■ **What is being asked**:
Pull each line holding "label" out of the entries below.

[Stored data entries]
=====

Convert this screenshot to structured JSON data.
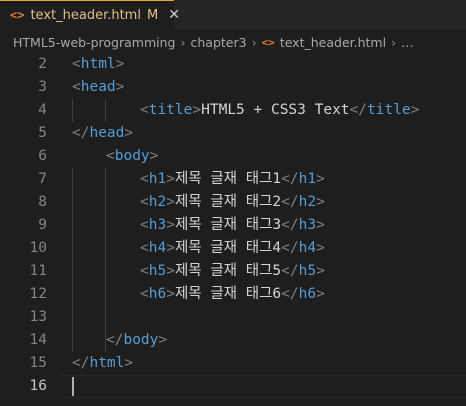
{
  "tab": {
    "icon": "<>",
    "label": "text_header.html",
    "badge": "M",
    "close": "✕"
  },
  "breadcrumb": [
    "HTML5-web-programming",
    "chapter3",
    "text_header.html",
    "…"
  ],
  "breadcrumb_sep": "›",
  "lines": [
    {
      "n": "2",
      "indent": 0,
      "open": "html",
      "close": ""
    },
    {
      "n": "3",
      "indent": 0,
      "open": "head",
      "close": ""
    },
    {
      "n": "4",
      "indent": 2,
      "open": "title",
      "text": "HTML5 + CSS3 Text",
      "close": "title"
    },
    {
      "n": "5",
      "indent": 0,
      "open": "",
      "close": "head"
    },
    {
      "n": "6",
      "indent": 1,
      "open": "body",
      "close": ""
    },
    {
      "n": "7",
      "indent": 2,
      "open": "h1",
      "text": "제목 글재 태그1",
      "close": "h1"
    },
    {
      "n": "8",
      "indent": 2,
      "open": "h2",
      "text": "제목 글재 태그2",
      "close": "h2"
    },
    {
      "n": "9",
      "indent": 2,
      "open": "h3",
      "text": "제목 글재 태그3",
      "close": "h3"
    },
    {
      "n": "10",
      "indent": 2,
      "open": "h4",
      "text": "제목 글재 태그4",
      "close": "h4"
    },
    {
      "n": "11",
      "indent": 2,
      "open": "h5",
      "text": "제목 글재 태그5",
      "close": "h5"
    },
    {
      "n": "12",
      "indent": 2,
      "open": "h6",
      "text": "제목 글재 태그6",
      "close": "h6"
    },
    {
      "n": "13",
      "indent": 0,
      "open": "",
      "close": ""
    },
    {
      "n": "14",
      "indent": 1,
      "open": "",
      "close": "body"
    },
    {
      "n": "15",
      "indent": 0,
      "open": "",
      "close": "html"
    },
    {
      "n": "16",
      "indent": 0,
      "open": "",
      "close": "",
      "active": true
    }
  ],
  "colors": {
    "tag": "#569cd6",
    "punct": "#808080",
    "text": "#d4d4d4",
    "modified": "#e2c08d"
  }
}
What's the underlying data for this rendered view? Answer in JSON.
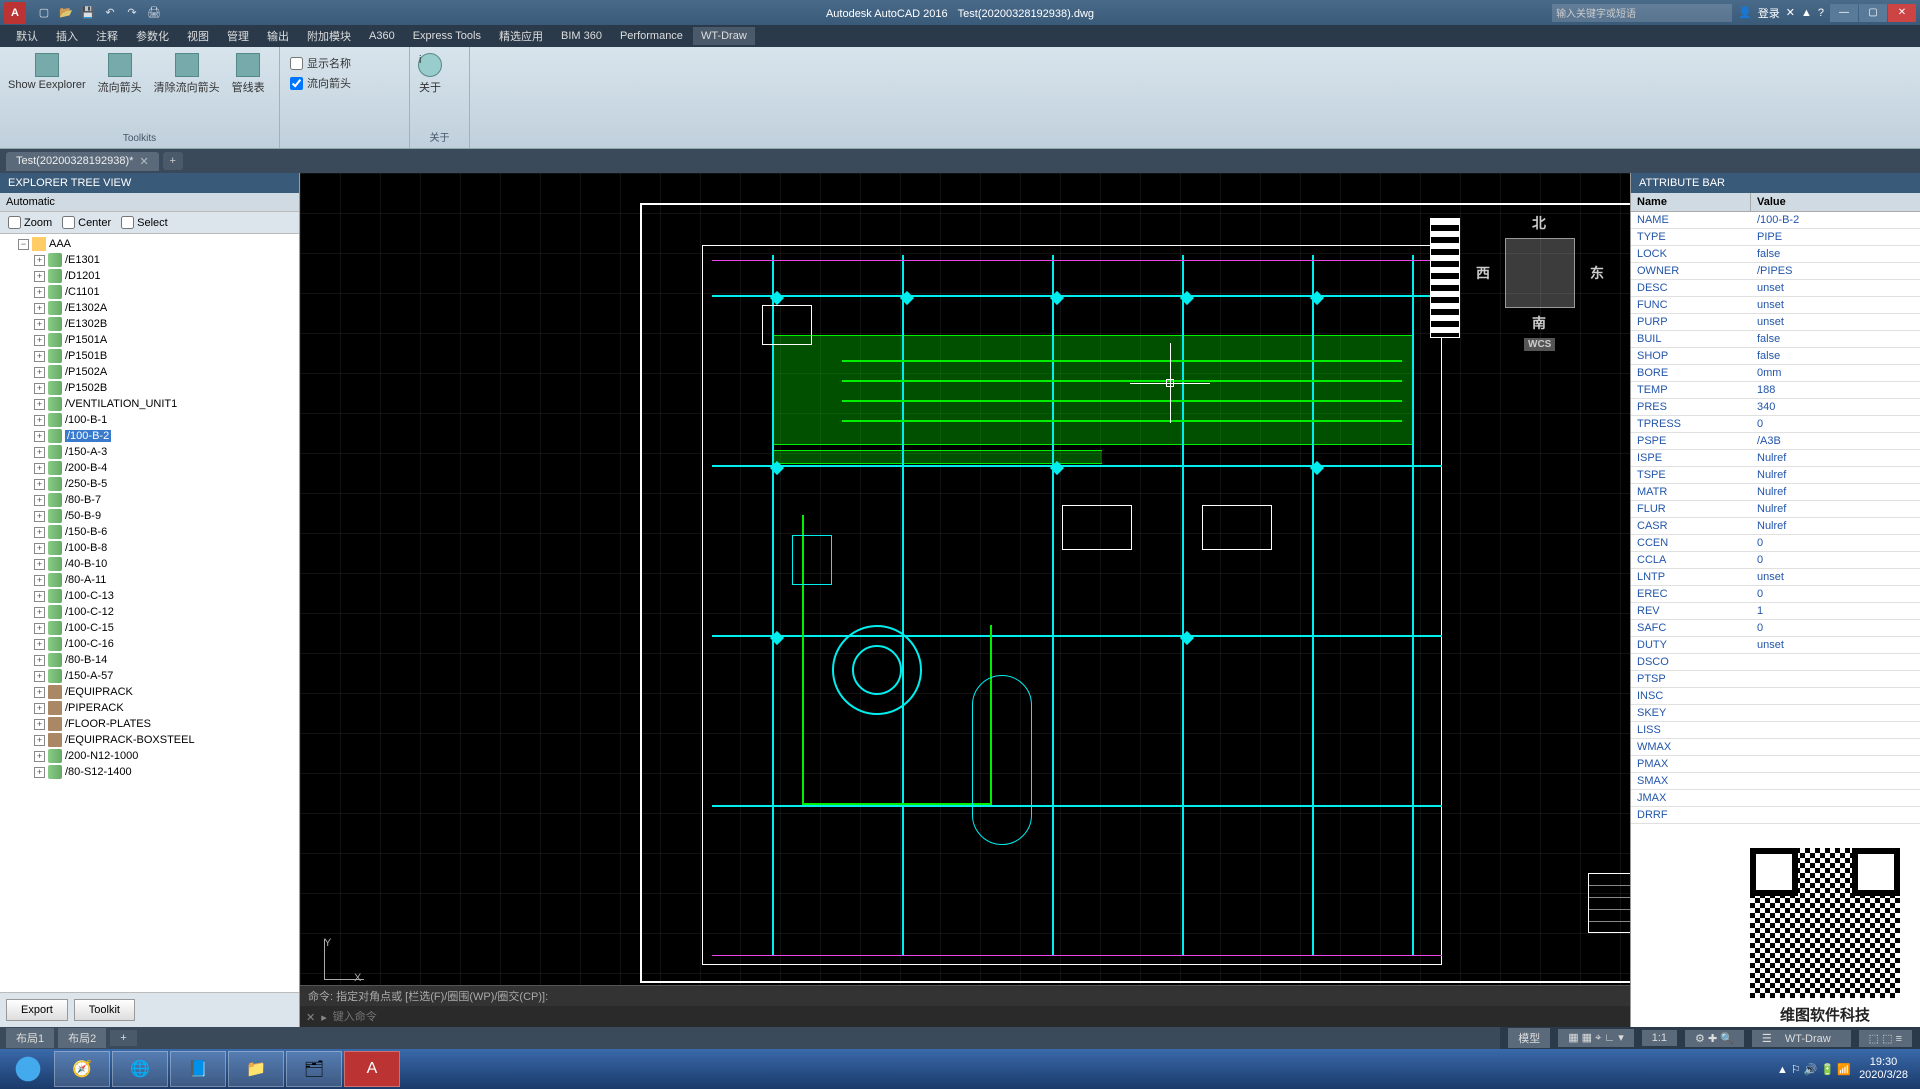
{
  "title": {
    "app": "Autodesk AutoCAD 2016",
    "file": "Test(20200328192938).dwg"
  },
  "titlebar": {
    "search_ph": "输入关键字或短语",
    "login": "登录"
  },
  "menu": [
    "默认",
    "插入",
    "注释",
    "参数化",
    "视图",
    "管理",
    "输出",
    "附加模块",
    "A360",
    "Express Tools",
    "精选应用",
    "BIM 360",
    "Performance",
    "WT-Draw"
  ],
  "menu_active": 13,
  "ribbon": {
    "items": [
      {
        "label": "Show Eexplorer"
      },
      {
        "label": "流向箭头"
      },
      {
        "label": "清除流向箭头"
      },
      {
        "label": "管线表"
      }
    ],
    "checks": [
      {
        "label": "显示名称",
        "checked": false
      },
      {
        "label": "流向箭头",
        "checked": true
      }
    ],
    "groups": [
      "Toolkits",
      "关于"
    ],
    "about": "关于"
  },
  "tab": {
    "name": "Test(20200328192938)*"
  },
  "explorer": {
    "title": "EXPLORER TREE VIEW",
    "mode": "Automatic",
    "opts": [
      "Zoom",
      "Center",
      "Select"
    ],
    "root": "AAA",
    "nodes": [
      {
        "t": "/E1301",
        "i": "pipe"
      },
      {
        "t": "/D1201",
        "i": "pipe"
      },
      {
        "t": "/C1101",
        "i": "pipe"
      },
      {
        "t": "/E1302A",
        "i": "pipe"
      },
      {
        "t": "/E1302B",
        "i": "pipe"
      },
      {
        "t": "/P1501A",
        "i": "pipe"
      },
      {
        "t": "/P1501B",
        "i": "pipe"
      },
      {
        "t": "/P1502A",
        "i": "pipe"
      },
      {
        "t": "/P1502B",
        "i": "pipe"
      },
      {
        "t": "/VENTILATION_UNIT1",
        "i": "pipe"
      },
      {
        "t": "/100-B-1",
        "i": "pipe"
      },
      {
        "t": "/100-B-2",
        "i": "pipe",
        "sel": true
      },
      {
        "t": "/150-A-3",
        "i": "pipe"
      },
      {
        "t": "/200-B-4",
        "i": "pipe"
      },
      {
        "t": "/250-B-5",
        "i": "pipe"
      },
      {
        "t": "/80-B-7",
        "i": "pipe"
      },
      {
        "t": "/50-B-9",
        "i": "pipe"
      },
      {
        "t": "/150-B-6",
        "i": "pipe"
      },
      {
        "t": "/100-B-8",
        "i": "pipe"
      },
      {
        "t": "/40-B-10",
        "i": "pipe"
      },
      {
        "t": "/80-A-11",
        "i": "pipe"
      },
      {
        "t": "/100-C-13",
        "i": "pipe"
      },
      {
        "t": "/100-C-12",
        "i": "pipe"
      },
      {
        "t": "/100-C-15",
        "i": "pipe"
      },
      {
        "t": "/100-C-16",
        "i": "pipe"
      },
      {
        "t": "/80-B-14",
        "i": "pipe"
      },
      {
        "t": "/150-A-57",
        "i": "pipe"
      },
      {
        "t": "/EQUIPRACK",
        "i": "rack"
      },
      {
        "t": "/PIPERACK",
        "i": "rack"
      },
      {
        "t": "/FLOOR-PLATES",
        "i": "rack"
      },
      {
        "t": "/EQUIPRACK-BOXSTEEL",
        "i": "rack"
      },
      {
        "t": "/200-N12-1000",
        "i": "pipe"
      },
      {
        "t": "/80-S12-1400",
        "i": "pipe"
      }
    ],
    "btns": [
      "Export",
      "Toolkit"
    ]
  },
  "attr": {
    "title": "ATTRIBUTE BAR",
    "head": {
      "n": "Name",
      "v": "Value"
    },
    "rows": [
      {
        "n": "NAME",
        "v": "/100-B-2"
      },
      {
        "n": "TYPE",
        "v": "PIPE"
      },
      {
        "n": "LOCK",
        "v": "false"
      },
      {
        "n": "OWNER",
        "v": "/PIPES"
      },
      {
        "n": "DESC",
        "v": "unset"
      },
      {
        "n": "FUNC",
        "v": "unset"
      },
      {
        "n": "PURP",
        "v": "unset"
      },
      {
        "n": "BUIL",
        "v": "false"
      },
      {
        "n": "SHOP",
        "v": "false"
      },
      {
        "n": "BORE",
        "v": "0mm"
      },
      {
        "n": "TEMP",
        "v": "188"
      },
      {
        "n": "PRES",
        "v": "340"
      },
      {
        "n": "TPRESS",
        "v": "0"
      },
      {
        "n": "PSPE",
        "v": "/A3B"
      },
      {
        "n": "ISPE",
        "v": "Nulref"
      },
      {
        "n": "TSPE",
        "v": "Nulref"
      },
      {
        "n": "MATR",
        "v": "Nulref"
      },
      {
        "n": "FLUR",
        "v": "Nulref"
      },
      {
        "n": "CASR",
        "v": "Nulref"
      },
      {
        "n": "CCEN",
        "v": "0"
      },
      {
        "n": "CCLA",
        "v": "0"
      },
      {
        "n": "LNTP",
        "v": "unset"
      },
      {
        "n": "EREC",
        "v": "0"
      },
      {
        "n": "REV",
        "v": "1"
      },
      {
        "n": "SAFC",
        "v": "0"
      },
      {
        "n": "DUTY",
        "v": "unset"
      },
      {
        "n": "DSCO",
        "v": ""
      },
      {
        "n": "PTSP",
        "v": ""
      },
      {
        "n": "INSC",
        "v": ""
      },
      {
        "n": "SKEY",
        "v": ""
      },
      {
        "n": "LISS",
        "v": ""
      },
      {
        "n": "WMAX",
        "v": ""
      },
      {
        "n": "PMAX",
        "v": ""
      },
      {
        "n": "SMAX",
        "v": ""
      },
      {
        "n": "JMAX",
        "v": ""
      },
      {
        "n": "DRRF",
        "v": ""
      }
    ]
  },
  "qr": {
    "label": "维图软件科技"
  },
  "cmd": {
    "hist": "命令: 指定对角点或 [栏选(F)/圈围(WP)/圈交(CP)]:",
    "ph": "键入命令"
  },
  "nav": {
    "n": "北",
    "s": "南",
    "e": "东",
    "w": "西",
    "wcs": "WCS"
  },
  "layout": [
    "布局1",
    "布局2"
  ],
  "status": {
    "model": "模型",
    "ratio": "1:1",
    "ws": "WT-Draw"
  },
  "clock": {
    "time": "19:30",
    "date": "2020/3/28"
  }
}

=====

■ **Reply to the exercise**:
    "label": "text_header.html",
        "label": "Show Eexplorer"
        "label": "流向箭头"
        "label": "清除流向箭头"
        "label": "管线表"
        "label": "显示名称",
        "label": "流向箭头",
    "label": "维图软件科技"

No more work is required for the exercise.